## PROBLEM TO WORK ON
Go through the material and pull out every line with the string "sofi" in it.

===============

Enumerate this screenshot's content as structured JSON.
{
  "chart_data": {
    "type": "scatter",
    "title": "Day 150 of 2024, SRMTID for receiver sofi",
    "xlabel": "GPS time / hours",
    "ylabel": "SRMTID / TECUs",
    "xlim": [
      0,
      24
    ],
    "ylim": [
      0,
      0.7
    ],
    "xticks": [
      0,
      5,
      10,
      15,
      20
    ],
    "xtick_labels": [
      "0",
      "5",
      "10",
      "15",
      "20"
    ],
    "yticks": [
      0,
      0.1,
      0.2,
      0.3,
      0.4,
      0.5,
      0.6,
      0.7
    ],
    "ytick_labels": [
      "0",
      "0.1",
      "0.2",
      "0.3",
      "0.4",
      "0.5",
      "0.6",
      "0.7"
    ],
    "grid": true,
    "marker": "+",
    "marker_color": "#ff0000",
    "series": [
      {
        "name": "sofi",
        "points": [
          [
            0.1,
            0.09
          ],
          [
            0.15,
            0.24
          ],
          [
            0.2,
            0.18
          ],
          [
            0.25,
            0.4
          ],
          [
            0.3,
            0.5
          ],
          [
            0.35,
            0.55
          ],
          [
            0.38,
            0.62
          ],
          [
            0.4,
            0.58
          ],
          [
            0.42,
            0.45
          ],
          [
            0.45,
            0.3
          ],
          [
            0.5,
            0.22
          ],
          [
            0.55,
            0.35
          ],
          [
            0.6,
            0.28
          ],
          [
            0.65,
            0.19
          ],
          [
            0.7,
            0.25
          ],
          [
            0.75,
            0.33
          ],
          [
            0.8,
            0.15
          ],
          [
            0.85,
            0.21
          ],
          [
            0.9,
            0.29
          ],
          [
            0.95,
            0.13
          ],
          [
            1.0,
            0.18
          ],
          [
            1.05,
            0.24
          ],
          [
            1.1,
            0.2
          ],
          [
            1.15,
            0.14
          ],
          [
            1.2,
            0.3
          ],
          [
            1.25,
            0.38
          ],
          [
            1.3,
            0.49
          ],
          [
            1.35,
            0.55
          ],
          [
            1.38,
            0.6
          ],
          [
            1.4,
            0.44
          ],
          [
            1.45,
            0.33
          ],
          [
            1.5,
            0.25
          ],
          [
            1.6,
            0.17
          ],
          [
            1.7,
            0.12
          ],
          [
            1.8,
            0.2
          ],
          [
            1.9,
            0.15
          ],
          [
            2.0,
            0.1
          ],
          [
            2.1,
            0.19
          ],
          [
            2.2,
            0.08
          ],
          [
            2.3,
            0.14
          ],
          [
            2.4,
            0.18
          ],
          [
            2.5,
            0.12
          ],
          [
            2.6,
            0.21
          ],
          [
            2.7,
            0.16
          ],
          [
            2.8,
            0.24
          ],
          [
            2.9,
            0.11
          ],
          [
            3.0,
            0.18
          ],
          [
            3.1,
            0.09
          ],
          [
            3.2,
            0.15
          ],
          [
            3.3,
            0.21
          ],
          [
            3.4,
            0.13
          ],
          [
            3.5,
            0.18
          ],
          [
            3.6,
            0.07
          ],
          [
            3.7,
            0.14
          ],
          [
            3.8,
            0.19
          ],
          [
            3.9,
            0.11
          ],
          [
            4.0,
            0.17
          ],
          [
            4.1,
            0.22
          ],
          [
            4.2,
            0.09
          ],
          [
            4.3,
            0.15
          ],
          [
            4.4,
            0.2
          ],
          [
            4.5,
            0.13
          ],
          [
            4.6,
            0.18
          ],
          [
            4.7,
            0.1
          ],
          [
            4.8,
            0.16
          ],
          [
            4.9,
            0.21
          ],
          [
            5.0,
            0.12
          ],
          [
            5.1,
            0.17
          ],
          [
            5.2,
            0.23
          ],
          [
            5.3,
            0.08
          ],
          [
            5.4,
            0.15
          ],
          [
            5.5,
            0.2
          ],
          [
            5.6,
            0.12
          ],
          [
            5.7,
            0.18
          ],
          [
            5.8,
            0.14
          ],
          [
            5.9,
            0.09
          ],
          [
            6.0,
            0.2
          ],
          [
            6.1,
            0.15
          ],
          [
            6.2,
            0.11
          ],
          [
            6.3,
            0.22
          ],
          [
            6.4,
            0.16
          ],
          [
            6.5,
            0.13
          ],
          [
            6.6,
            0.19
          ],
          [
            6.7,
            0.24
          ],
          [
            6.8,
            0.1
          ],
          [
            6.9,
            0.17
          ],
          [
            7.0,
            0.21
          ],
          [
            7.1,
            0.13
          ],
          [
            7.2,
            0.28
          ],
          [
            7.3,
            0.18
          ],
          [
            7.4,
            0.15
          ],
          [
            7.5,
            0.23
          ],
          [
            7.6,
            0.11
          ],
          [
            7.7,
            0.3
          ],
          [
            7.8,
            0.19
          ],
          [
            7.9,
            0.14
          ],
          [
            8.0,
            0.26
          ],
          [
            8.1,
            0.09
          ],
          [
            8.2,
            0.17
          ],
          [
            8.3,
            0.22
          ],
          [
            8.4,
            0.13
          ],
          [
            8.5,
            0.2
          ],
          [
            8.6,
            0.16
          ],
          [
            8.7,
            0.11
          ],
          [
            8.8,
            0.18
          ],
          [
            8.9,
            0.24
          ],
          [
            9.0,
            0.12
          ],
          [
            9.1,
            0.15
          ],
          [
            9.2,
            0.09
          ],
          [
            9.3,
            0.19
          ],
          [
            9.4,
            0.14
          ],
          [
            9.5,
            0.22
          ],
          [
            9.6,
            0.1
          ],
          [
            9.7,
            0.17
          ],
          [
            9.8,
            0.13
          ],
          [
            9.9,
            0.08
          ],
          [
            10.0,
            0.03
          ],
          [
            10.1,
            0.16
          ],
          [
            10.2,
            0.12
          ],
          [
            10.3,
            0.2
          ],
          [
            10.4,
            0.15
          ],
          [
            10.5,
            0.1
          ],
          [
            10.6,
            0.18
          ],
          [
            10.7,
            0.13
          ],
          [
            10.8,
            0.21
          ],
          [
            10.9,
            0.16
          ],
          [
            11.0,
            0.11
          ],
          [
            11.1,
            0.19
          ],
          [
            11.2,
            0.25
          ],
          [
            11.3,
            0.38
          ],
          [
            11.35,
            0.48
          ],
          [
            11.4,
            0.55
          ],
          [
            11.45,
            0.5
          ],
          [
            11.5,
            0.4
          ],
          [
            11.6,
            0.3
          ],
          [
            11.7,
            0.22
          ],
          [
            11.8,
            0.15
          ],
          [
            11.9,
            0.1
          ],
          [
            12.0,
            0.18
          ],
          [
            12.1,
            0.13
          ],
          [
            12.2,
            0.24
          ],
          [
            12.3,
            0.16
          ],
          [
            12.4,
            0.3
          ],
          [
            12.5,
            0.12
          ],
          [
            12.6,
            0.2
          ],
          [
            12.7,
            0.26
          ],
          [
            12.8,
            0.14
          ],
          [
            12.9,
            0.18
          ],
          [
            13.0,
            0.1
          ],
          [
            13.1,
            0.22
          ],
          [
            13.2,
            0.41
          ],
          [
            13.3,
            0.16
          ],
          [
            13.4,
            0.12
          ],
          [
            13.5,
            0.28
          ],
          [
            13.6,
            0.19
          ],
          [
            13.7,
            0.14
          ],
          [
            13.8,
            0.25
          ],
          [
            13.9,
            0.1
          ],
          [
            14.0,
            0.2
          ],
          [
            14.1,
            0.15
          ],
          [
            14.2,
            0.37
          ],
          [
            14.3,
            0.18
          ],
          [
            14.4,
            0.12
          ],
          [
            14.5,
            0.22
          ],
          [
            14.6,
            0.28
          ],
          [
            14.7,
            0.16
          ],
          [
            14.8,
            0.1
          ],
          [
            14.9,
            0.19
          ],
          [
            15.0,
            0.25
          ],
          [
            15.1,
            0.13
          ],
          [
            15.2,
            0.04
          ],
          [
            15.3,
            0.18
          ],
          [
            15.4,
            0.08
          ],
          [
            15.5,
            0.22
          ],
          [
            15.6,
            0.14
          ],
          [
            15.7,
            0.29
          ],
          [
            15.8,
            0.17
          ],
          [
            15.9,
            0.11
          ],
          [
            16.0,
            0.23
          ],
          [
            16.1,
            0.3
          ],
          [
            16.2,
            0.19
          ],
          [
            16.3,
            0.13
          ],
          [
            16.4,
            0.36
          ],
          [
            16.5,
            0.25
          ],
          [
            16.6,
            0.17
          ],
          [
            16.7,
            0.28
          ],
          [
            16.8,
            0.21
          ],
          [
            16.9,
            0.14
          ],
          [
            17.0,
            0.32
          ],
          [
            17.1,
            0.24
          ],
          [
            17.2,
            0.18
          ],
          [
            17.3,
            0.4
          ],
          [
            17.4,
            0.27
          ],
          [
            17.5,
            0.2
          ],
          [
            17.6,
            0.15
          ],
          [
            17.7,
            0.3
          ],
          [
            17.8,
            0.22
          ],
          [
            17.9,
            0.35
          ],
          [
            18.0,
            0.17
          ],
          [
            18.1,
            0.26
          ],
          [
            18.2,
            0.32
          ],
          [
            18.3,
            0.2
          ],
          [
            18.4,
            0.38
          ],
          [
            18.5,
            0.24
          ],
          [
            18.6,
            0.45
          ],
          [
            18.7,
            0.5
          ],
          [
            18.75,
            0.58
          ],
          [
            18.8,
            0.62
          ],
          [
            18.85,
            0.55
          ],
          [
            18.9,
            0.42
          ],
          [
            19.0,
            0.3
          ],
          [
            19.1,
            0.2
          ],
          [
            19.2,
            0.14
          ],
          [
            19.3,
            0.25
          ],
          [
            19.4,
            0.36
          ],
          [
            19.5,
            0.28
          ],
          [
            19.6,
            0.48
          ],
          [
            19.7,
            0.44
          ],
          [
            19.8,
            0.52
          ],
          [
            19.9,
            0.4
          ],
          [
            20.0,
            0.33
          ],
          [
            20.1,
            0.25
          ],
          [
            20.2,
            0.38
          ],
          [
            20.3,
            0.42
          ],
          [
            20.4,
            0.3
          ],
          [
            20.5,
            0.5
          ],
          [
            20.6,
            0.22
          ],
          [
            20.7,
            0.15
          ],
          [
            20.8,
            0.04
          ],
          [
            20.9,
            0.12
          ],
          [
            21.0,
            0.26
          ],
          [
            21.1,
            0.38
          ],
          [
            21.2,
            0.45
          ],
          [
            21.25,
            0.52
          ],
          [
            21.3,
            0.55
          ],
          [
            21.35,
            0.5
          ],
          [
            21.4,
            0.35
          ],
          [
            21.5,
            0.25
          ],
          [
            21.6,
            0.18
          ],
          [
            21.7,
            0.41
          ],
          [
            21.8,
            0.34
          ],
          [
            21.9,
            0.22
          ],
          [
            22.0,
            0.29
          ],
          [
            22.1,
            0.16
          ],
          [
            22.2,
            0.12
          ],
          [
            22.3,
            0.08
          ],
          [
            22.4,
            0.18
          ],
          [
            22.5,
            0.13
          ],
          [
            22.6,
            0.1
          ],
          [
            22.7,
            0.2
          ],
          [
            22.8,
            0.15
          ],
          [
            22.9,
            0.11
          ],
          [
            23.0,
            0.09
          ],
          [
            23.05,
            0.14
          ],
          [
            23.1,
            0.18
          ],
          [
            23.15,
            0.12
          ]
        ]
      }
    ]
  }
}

===============

## RESPONSE TO THE EXERCISE
    "title": "Day 150 of 2024, SRMTID for receiver sofi",
        "name": "sofi",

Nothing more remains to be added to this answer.